/---

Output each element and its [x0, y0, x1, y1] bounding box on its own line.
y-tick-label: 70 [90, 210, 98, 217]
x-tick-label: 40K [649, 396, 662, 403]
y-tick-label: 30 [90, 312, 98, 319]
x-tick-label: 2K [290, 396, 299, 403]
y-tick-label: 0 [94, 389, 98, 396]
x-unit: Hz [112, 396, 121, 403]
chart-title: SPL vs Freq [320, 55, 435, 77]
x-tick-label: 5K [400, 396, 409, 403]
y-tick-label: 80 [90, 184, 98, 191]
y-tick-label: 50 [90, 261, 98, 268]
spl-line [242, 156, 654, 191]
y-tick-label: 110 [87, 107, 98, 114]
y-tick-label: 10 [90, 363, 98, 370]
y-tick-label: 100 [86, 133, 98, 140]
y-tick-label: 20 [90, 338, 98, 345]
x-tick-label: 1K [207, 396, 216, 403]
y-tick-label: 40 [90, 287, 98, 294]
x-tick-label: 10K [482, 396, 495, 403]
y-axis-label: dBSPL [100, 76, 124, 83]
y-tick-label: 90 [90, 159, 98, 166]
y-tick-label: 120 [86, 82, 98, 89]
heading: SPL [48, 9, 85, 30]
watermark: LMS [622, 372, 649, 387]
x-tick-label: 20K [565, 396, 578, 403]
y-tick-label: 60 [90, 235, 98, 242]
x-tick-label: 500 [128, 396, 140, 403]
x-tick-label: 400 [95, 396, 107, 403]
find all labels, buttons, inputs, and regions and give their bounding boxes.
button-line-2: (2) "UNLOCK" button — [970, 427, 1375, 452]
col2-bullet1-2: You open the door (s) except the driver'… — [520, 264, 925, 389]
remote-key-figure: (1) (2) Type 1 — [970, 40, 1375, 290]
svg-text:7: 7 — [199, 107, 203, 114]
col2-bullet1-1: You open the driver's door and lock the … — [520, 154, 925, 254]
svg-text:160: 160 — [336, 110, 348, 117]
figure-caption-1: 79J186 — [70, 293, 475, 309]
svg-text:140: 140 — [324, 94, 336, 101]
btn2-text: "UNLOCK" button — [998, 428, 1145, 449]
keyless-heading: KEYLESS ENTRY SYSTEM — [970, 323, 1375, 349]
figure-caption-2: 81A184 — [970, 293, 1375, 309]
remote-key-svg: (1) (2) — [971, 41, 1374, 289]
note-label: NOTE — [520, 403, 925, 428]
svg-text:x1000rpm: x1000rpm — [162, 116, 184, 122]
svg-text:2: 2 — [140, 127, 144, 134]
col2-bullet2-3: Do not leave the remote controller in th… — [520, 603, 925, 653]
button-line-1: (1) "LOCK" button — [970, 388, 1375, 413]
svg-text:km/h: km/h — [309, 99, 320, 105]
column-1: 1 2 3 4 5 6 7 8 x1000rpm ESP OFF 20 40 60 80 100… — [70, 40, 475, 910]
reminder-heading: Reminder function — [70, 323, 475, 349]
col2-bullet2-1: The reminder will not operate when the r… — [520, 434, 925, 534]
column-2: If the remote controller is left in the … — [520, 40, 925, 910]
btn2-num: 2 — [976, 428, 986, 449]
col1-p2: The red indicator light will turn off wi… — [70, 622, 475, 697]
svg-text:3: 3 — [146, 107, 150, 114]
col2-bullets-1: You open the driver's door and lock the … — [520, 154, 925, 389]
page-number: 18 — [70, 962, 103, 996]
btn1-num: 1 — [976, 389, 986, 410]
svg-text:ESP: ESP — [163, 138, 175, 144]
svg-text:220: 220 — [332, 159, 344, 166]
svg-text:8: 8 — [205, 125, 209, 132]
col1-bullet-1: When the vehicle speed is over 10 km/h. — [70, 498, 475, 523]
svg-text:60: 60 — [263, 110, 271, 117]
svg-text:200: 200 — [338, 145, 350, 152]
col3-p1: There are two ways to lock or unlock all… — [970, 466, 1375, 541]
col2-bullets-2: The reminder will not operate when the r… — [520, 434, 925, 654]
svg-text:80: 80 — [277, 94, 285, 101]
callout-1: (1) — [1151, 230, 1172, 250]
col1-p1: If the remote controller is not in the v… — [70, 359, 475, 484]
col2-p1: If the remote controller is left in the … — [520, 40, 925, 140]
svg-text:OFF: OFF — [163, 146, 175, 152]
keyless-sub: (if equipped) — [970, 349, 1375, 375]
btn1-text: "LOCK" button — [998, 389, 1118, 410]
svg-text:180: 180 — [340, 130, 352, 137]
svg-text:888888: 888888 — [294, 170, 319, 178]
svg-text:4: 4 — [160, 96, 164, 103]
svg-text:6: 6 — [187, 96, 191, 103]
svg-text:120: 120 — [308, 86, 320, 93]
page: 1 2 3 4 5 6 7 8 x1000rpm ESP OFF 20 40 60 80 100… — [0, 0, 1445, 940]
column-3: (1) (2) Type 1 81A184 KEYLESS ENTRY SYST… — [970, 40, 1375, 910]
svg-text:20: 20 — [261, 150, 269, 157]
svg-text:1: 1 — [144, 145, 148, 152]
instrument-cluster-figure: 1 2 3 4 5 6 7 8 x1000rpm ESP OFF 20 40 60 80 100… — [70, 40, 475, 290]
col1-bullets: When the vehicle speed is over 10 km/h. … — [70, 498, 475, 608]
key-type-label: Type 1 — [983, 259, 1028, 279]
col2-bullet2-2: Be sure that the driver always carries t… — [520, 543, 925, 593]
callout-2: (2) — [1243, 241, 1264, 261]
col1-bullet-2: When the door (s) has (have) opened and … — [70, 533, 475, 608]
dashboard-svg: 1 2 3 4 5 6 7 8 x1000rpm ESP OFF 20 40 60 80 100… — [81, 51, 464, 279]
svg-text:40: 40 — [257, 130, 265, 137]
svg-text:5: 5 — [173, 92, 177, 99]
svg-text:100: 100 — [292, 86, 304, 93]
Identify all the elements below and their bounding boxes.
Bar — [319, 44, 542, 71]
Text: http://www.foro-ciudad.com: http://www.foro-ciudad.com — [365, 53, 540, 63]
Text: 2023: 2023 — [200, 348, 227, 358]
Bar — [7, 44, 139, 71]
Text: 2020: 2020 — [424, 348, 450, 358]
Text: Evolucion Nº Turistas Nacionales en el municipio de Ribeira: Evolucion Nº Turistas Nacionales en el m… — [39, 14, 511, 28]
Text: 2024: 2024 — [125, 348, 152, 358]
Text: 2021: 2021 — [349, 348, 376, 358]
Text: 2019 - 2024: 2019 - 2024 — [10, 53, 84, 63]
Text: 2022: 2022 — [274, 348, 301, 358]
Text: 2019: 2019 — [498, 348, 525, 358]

\---

Render the data as a JSON list of strings, one string per line and no blank lines, covering everything from the first line of the data through the line containing "svg-text:2: 2 — [140, 127, 144, 134]", inclusive.

[
  "Output each element and its [x0, y0, x1, y1] bounding box on its own line.",
  "y-tick-label: 70 [90, 210, 98, 217]",
  "x-tick-label: 40K [649, 396, 662, 403]",
  "y-tick-label: 30 [90, 312, 98, 319]",
  "x-tick-label: 2K [290, 396, 299, 403]",
  "y-tick-label: 0 [94, 389, 98, 396]",
  "x-unit: Hz [112, 396, 121, 403]",
  "chart-title: SPL vs Freq [320, 55, 435, 77]",
  "x-tick-label: 5K [400, 396, 409, 403]",
  "y-tick-label: 80 [90, 184, 98, 191]",
  "y-tick-label: 50 [90, 261, 98, 268]",
  "spl-line [242, 156, 654, 191]",
  "y-tick-label: 110 [87, 107, 98, 114]",
  "y-tick-label: 10 [90, 363, 98, 370]",
  "y-tick-label: 100 [86, 133, 98, 140]",
  "y-tick-label: 20 [90, 338, 98, 345]",
  "x-tick-label: 1K [207, 396, 216, 403]",
  "y-tick-label: 40 [90, 287, 98, 294]",
  "x-tick-label: 10K [482, 396, 495, 403]",
  "y-axis-label: dBSPL [100, 76, 124, 83]",
  "y-tick-label: 90 [90, 159, 98, 166]",
  "y-tick-label: 120 [86, 82, 98, 89]",
  "heading: SPL [48, 9, 85, 30]",
  "watermark: LMS [622, 372, 649, 387]",
  "x-tick-label: 20K [565, 396, 578, 403]",
  "y-tick-label: 60 [90, 235, 98, 242]",
  "x-tick-label: 500 [128, 396, 140, 403]",
  "x-tick-label: 400 [95, 396, 107, 403]",
  "find all labels, buttons, inputs, and regions and give their bounding boxes.",
  "button-line-2: (2) \"UNLOCK\" button — [970, 427, 1375, 452]",
  "col2-bullet1-2: You open the door (s) except the driver'… — [520, 264, 925, 389]",
  "remote-key-figure: (1) (2) Type 1 — [970, 40, 1375, 290]",
  "svg-text:7: 7 — [199, 107, 203, 114]",
  "col2-bullet1-1: You open the driver's door and lock the … — [520, 154, 925, 254]",
  "svg-text:160: 160 — [336, 110, 348, 117]",
  "figure-caption-1: 79J186 — [70, 293, 475, 309]",
  "svg-text:140: 140 — [324, 94, 336, 101]",
  "btn2-text: \"UNLOCK\" button — [998, 428, 1145, 449]",
  "keyless-heading: KEYLESS ENTRY SYSTEM — [970, 323, 1375, 349]",
  "figure-caption-2: 81A184 — [970, 293, 1375, 309]",
  "remote-key-svg: (1) (2) — [971, 41, 1374, 289]",
  "note-label: NOTE — [520, 403, 925, 428]",
  "svg-text:x1000rpm: x1000rpm — [162, 116, 184, 122]",
  "svg-text:2: 2 — [140, 127, 144, 134]"
]